• _Exercise description_: Repeat each record exactly. Any picture gets left out.

═════ Data rows

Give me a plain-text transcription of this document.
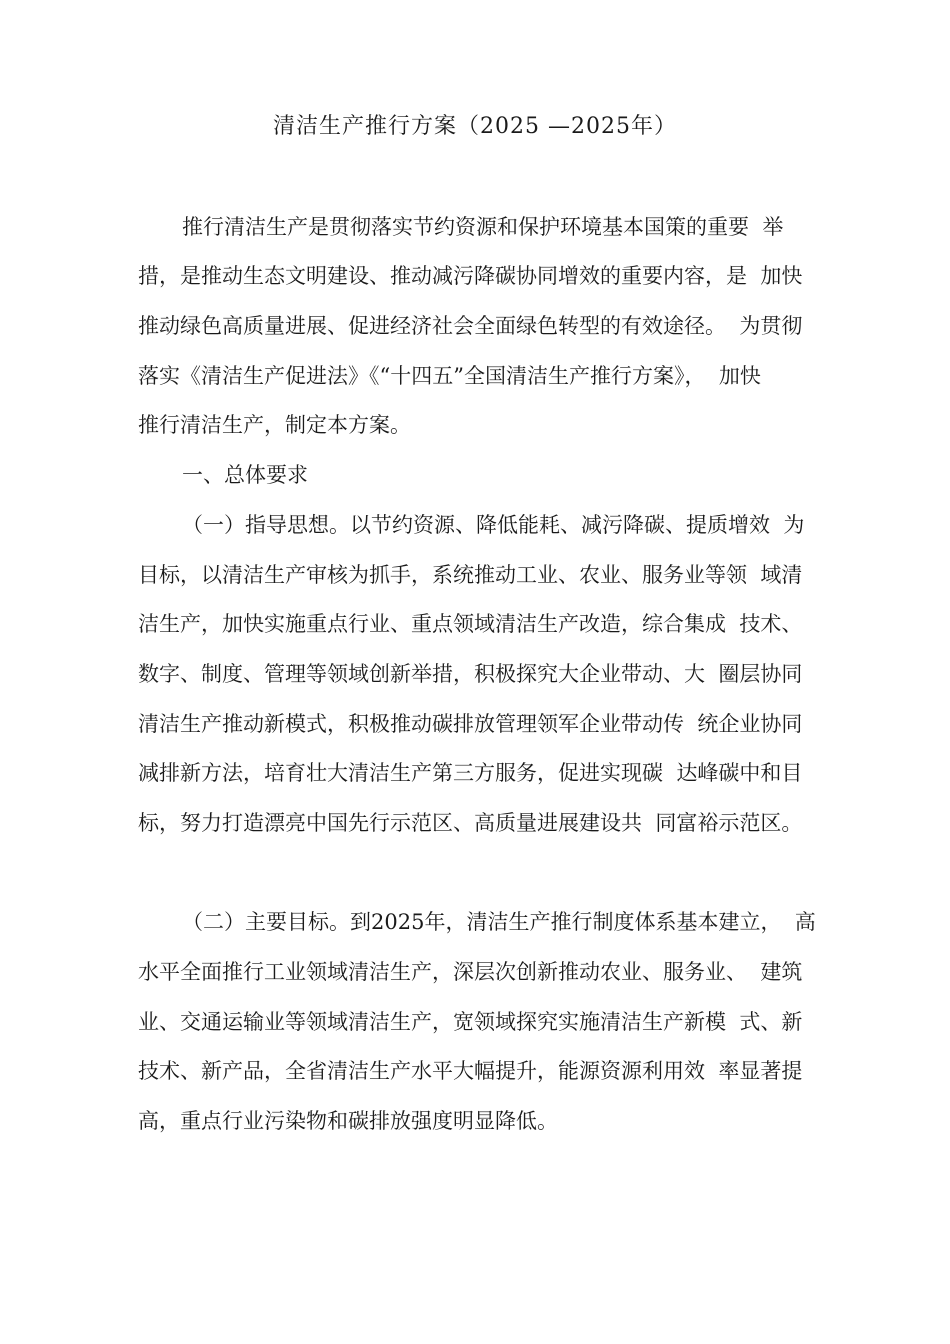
清洁生产推行方案（2025 —2025年）
推行清洁生产是贯彻落实节约资源和保护环境基本国策的重要  举
措，是推动生态文明建设、推动减污降碳协同增效的重要内容，是  加快
推动绿色高质量进展、促进经济社会全面绿色转型的有效途径。  为贯彻
落实《清洁生产促进法》《“十四五”全国清洁生产推行方案》，  加快
推行清洁生产，制定本方案。
一、总体要求
（一）指导思想。以节约资源、降低能耗、减污降碳、提质增效  为
目标，以清洁生产审核为抓手，系统推动工业、农业、服务业等领  域清
洁生产，加快实施重点行业、重点领域清洁生产改造，综合集成  技术、
数字、制度、管理等领域创新举措，积极探究大企业带动、大  圈层协同
清洁生产推动新模式，积极推动碳排放管理领军企业带动传  统企业协同
减排新方法，培育壮大清洁生产第三方服务，促进实现碳  达峰碳中和目
标，努力打造漂亮中国先行示范区、高质量进展建设共  同富裕示范区。
（二）主要目标。到2025年，清洁生产推行制度体系基本建立，  高
水平全面推行工业领域清洁生产，深层次创新推动农业、服务业、  建筑
业、交通运输业等领域清洁生产，宽领域探究实施清洁生产新模  式、新
技术、新产品，全省清洁生产水平大幅提升，能源资源利用效  率显著提
高，重点行业污染物和碳排放强度明显降低。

══════════

• _Solution for this exercise_:
Give me a plain-text transcription of this document.
清洁生产推行方案（2025 —2025年）
推行清洁生产是贯彻落实节约资源和保护环境基本国策的重要  举
措，是推动生态文明建设、推动减污降碳协同增效的重要内容，是  加快
推动绿色高质量进展、促进经济社会全面绿色转型的有效途径。  为贯彻
落实《清洁生产促进法》《“十四五”全国清洁生产推行方案》，  加快
推行清洁生产，制定本方案。
一、总体要求
（一）指导思想。以节约资源、降低能耗、减污降碳、提质增效  为
目标，以清洁生产审核为抓手，系统推动工业、农业、服务业等领  域清
洁生产，加快实施重点行业、重点领域清洁生产改造，综合集成  技术、
数字、制度、管理等领域创新举措，积极探究大企业带动、大  圈层协同
清洁生产推动新模式，积极推动碳排放管理领军企业带动传  统企业协同
减排新方法，培育壮大清洁生产第三方服务，促进实现碳  达峰碳中和目
标，努力打造漂亮中国先行示范区、高质量进展建设共  同富裕示范区。
（二）主要目标。到2025年，清洁生产推行制度体系基本建立，  高
水平全面推行工业领域清洁生产，深层次创新推动农业、服务业、  建筑
业、交通运输业等领域清洁生产，宽领域探究实施清洁生产新模  式、新
技术、新产品，全省清洁生产水平大幅提升，能源资源利用效  率显著提
高，重点行业污染物和碳排放强度明显降低。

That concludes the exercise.